# EXERCISE GOAL
Among the records below, find each line that includes the string "Coordinate" and copy it.

# STORED DATA
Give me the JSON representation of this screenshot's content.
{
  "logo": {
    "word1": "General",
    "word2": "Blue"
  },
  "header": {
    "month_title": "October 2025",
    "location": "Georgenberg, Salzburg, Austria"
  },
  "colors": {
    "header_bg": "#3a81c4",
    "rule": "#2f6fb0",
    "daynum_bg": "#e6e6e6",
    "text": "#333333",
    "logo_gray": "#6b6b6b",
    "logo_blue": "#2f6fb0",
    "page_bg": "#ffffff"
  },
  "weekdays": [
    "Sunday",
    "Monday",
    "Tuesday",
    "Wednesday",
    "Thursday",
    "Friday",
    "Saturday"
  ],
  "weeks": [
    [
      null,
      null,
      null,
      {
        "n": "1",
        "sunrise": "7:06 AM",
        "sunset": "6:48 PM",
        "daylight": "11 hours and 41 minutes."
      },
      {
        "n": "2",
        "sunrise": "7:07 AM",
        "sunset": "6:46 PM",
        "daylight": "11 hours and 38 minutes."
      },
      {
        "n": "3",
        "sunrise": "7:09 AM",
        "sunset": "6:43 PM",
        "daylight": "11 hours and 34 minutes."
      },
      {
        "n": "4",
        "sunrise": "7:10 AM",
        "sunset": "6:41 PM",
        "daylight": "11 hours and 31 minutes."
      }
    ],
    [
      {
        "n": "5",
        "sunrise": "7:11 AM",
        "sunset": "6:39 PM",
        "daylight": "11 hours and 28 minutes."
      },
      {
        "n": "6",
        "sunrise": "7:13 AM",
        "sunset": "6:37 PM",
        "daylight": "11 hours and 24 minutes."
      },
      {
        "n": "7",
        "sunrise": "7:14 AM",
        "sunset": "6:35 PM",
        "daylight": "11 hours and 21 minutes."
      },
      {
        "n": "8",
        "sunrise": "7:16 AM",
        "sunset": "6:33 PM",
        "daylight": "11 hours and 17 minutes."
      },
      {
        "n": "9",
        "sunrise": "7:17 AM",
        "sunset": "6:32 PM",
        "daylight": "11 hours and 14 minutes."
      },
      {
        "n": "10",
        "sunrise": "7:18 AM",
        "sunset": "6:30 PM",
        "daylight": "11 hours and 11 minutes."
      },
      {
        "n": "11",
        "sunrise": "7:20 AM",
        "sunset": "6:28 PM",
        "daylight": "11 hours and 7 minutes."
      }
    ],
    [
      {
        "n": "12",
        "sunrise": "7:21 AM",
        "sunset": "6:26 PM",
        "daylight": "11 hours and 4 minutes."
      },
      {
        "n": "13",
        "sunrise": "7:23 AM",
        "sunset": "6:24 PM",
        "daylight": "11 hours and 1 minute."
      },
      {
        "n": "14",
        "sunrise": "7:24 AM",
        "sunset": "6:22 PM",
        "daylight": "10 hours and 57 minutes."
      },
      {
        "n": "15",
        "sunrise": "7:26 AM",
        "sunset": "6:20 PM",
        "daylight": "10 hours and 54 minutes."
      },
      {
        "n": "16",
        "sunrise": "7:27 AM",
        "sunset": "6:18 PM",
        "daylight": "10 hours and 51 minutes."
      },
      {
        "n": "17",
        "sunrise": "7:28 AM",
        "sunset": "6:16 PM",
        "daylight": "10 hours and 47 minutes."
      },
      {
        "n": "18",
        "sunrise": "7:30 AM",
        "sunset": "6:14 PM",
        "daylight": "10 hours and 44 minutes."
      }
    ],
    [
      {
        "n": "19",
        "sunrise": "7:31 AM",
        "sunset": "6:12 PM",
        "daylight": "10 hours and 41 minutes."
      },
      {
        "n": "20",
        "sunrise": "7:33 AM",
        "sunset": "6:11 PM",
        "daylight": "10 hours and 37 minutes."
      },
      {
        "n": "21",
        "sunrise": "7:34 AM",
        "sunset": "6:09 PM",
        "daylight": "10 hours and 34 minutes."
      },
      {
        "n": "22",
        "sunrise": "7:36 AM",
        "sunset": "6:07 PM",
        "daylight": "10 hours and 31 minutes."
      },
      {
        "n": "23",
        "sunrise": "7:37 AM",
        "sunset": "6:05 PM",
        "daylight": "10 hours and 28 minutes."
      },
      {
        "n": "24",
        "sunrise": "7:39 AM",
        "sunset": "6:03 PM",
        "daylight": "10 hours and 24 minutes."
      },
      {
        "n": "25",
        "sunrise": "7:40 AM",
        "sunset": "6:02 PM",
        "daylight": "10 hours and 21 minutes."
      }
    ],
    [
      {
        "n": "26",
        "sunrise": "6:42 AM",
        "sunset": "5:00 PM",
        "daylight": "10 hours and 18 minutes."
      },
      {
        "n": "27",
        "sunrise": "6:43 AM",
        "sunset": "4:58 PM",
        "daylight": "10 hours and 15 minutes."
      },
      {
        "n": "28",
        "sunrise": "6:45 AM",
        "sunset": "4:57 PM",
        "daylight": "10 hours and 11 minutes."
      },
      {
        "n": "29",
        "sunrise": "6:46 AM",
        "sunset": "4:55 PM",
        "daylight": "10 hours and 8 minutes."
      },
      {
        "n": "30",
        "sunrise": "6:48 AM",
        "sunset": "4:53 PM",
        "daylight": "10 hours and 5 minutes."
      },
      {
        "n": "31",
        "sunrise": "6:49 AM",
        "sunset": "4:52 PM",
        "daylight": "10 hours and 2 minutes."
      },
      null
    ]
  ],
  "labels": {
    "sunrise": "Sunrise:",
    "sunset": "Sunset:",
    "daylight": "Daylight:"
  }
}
--
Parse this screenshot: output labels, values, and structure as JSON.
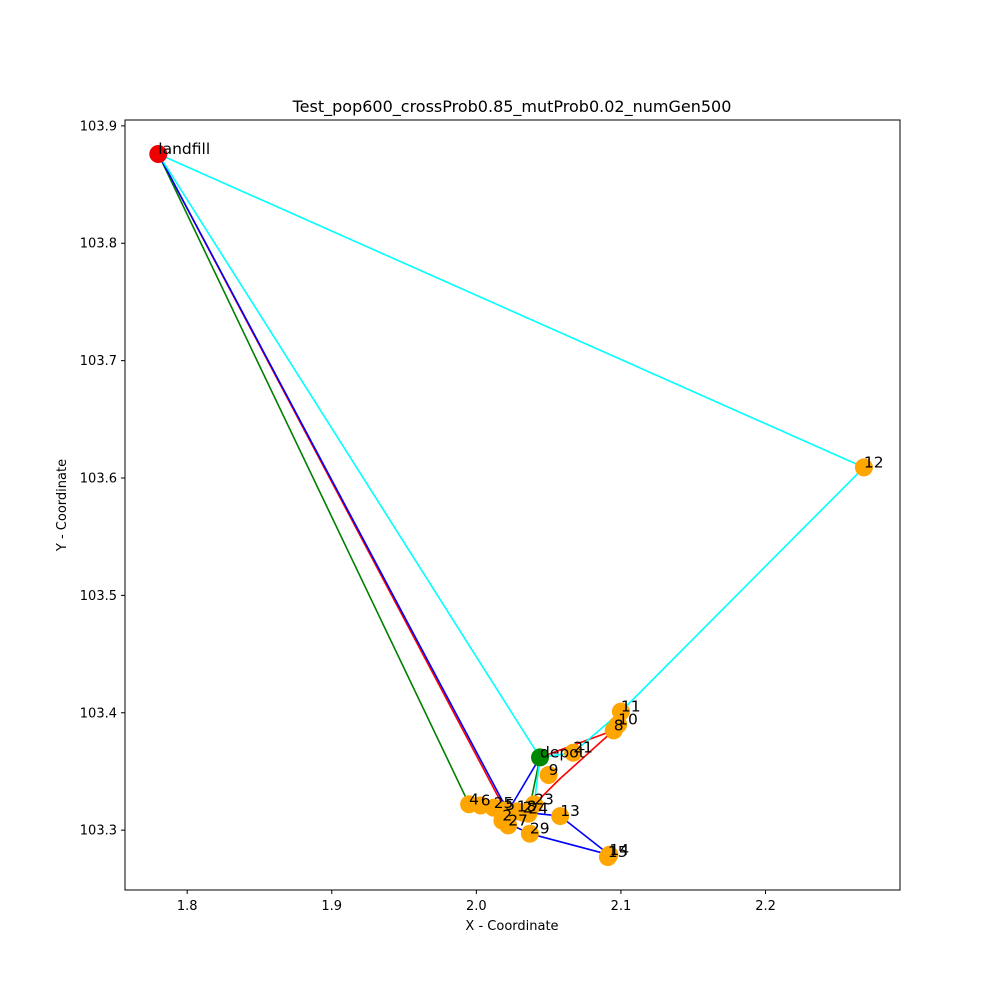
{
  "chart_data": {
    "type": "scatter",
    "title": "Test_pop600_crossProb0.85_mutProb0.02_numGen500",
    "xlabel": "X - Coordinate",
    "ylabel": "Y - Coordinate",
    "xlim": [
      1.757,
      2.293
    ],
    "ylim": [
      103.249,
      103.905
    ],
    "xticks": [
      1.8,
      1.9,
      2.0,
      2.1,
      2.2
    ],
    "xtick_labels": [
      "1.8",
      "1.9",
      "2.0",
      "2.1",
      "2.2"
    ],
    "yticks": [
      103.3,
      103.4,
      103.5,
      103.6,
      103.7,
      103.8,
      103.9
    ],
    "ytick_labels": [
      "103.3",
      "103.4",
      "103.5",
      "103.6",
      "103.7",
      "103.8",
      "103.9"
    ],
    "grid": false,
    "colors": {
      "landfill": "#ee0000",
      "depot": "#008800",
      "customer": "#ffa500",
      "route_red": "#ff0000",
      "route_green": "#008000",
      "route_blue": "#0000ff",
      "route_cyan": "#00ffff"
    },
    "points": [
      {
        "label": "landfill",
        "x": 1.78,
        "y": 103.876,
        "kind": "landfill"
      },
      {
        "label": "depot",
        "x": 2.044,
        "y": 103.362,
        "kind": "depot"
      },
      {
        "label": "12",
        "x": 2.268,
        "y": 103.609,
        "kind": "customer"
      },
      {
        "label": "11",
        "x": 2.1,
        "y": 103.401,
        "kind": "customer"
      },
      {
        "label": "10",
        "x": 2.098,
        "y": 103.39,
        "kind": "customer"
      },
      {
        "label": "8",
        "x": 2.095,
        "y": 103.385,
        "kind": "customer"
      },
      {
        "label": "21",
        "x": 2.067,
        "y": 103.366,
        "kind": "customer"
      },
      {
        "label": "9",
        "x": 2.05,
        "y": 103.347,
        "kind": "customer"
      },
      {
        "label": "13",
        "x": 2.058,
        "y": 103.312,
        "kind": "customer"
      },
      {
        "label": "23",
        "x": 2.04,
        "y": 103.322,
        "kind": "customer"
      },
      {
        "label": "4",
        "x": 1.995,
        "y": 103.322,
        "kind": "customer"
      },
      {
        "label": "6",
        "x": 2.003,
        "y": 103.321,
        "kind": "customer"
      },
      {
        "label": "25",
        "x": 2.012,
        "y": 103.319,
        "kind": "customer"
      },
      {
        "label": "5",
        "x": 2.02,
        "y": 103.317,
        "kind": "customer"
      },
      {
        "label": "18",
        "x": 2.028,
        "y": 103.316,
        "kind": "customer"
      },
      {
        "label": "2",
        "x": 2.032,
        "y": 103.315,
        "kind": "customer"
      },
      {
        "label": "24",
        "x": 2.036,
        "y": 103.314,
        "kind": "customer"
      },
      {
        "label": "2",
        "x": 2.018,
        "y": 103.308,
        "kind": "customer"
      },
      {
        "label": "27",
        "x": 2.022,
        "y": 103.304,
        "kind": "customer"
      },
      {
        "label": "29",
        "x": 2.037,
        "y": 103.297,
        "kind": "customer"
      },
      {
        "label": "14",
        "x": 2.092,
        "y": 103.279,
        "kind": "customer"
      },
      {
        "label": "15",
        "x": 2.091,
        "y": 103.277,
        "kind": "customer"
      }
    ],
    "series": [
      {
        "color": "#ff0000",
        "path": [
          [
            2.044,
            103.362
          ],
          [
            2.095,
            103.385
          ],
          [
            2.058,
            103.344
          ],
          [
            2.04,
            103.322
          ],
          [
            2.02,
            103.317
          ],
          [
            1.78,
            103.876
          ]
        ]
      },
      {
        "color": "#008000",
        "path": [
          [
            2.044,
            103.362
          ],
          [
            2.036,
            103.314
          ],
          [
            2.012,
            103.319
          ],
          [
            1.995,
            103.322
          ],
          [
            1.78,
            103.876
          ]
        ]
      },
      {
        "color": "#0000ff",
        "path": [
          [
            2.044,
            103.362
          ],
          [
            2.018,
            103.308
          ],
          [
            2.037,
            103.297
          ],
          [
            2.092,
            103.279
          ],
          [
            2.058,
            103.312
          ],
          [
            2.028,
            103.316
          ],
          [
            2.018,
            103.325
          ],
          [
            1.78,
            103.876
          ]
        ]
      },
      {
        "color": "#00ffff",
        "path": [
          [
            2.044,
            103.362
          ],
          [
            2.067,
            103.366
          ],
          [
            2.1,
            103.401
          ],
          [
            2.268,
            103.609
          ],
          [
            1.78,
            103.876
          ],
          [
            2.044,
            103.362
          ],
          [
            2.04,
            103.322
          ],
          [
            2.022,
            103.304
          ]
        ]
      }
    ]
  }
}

# COMPLETE ANSWER
    "xlabel": "X - Coordinate",
    "ylabel": "Y - Coordinate",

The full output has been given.